-- start --
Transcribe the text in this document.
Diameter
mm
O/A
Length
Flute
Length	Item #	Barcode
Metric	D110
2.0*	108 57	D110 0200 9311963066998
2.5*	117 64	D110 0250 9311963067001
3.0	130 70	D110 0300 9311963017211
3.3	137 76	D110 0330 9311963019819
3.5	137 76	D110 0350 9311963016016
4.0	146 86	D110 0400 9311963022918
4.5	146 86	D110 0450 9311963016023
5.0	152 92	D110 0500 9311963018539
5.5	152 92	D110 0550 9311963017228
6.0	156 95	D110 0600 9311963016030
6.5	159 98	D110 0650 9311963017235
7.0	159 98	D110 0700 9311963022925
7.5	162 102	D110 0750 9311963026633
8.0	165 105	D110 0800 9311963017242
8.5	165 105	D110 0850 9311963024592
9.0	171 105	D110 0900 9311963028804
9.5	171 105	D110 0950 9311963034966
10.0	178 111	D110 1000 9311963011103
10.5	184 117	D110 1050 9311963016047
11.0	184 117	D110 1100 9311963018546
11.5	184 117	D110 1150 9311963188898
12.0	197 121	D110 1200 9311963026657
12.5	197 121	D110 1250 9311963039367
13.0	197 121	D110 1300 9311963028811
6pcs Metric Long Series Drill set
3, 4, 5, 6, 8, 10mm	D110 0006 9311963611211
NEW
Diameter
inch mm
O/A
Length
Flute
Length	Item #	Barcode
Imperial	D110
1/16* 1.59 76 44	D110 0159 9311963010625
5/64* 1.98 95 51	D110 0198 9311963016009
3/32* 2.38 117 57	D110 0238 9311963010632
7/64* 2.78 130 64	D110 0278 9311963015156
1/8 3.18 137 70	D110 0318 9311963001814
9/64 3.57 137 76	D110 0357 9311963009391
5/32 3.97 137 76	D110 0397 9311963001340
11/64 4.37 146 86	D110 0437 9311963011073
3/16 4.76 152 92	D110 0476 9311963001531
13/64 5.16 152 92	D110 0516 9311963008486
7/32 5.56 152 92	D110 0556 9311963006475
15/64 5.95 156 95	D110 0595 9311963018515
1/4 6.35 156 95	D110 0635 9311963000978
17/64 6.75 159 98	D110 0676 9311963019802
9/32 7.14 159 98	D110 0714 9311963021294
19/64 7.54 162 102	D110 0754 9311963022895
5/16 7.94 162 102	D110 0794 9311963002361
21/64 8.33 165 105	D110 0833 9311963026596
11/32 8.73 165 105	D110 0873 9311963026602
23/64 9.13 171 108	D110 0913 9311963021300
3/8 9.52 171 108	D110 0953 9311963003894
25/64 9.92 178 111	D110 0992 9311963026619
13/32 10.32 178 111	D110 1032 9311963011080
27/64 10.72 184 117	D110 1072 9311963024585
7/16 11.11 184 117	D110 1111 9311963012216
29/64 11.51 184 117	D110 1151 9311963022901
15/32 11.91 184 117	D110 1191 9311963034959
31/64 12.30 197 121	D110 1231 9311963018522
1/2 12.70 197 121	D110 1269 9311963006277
-- end --
Please restate the records in full, word for word.

Correct result ▸
Transcribe the text in this document.
Diameter
mm
O/A
Length
Flute
Length	Item #	Barcode
Metric	D110
2.0*	108 57	D110 0200 9311963066998
2.5*	117 64	D110 0250 9311963067001
3.0	130 70	D110 0300 9311963017211
3.3	137 76	D110 0330 9311963019819
3.5	137 76	D110 0350 9311963016016
4.0	146 86	D110 0400 9311963022918
4.5	146 86	D110 0450 9311963016023
5.0	152 92	D110 0500 9311963018539
5.5	152 92	D110 0550 9311963017228
6.0	156 95	D110 0600 9311963016030
6.5	159 98	D110 0650 9311963017235
7.0	159 98	D110 0700 9311963022925
7.5	162 102	D110 0750 9311963026633
8.0	165 105	D110 0800 9311963017242
8.5	165 105	D110 0850 9311963024592
9.0	171 105	D110 0900 9311963028804
9.5	171 105	D110 0950 9311963034966
10.0	178 111	D110 1000 9311963011103
10.5	184 117	D110 1050 9311963016047
11.0	184 117	D110 1100 9311963018546
11.5	184 117	D110 1150 9311963188898
12.0	197 121	D110 1200 9311963026657
12.5	197 121	D110 1250 9311963039367
13.0	197 121	D110 1300 9311963028811
6pcs Metric Long Series Drill set
3, 4, 5, 6, 8, 10mm	D110 0006 9311963611211
NEW
Diameter
inch mm
O/A
Length
Flute
Length	Item #	Barcode
Imperial	D110
1/16* 1.59 76 44	D110 0159 9311963010625
5/64* 1.98 95 51	D110 0198 9311963016009
3/32* 2.38 117 57	D110 0238 9311963010632
7/64* 2.78 130 64	D110 0278 9311963015156
1/8 3.18 137 70	D110 0318 9311963001814
9/64 3.57 137 76	D110 0357 9311963009391
5/32 3.97 137 76	D110 0397 9311963001340
11/64 4.37 146 86	D110 0437 9311963011073
3/16 4.76 152 92	D110 0476 9311963001531
13/64 5.16 152 92	D110 0516 9311963008486
7/32 5.56 152 92	D110 0556 9311963006475
15/64 5.95 156 95	D110 0595 9311963018515
1/4 6.35 156 95	D110 0635 9311963000978
17/64 6.75 159 98	D110 0676 9311963019802
9/32 7.14 159 98	D110 0714 9311963021294
19/64 7.54 162 102	D110 0754 9311963022895
5/16 7.94 162 102	D110 0794 9311963002361
21/64 8.33 165 105	D110 0833 9311963026596
11/32 8.73 165 105	D110 0873 9311963026602
23/64 9.13 171 108	D110 0913 9311963021300
3/8 9.52 171 108	D110 0953 9311963003894
25/64 9.92 178 111	D110 0992 9311963026619
13/32 10.32 178 111	D110 1032 9311963011080
27/64 10.72 184 117	D110 1072 9311963024585
7/16 11.11 184 117	D110 1111 9311963012216
29/64 11.51 184 117	D110 1151 9311963022901
15/32 11.91 184 117	D110 1191 9311963034959
31/64 12.30 197 121	D110 1231 9311963018522
1/2 12.70 197 121	D110 1269 9311963006277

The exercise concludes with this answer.